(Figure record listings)

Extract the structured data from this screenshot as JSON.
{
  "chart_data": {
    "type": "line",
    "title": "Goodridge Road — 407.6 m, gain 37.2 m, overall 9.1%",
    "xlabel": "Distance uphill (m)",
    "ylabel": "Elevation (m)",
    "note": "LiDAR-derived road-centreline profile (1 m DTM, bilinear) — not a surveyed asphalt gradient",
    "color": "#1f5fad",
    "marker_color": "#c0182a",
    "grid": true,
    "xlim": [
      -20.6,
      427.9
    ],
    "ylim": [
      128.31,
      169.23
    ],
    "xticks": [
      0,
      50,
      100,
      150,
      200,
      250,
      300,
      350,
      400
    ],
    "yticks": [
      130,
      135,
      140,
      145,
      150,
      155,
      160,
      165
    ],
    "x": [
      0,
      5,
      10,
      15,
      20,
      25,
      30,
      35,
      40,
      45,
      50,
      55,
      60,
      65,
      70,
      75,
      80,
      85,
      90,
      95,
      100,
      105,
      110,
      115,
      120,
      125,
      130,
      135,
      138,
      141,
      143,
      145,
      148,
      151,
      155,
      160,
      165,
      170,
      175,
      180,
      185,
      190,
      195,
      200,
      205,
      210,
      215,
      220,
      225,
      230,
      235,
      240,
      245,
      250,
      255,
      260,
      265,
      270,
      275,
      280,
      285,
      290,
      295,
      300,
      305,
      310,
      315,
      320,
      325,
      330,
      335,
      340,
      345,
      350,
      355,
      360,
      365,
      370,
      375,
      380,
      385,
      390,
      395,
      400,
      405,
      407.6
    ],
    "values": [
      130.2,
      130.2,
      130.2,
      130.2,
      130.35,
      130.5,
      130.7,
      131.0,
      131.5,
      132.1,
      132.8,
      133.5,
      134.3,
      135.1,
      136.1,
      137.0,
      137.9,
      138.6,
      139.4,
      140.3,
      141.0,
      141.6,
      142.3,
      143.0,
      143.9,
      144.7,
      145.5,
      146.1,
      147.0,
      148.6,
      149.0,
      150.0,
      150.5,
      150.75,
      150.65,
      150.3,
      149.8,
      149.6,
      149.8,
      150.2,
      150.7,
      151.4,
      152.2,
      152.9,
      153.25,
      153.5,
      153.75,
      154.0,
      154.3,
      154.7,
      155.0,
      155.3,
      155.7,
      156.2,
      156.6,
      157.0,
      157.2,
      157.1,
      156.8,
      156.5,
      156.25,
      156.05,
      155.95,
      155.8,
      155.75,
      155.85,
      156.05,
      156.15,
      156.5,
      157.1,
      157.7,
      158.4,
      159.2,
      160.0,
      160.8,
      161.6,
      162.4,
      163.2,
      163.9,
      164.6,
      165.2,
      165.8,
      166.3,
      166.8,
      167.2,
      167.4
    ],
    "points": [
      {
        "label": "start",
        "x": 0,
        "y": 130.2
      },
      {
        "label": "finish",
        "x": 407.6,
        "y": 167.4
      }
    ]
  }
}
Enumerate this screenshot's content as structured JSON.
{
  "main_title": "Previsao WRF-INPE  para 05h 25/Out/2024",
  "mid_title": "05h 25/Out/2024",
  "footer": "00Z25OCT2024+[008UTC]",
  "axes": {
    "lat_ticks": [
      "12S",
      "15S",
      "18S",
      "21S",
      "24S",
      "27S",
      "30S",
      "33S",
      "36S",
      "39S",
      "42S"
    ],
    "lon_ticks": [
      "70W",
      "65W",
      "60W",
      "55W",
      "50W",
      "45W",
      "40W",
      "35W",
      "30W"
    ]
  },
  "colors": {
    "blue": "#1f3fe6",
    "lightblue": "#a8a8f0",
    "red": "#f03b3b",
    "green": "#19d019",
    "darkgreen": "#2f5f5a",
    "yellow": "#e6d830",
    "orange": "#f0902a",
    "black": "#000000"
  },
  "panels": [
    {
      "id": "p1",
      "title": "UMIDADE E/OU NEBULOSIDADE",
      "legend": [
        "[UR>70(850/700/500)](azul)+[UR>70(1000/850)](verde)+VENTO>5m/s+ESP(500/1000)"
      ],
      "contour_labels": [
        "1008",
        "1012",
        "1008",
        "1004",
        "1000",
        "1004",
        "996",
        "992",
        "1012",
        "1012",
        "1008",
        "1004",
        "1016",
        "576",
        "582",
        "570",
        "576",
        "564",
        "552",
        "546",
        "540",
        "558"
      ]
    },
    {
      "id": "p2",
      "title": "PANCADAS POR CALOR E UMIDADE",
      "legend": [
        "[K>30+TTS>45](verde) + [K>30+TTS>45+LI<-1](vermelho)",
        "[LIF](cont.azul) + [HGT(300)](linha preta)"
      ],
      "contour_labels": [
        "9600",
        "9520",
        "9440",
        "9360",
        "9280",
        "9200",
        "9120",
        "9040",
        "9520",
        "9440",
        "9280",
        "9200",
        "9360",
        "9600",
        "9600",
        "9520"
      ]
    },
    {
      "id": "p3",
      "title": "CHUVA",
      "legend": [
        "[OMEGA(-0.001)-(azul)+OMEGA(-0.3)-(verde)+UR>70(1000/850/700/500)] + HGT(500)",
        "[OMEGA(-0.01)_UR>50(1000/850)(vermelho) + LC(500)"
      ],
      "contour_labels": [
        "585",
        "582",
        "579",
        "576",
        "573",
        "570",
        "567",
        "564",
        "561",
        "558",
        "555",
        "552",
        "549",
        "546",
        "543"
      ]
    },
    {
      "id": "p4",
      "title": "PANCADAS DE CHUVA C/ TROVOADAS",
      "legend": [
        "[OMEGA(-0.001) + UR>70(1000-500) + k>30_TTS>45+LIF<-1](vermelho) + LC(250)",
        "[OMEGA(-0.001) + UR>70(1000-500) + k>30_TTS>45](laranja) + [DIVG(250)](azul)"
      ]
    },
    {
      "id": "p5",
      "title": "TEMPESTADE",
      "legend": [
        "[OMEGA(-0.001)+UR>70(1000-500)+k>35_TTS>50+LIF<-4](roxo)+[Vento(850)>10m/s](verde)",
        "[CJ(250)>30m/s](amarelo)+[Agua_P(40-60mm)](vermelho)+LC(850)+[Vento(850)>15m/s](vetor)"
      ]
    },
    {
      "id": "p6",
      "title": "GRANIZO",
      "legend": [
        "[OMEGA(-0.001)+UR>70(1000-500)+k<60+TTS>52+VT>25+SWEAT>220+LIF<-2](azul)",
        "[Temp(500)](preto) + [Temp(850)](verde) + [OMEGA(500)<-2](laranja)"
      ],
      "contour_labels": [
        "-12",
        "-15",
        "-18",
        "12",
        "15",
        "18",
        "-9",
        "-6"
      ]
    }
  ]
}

DIRECTION: Gather and copy every line of the data in which the string "verde" is found.

EXERCISE ANSWER:
        "[UR>70(850/700/500)](azul)+[UR>70(1000/850)](verde)+VENTO>5m/s+ESP(500/1000)"
        "[K>30+TTS>45](verde) + [K>30+TTS>45+LI<-1](vermelho)",
        "[OMEGA(-0.001)-(azul)+OMEGA(-0.3)-(verde)+UR>70(1000/850/700/500)] + HGT(500)",
        "[OMEGA(-0.001)+UR>70(1000-500)+k>35_TTS>50+LIF<-4](roxo)+[Vento(850)>10m/s](verde)",
        "[Temp(500)](preto) + [Temp(850)](verde) + [OMEGA(500)<-2](laranja)"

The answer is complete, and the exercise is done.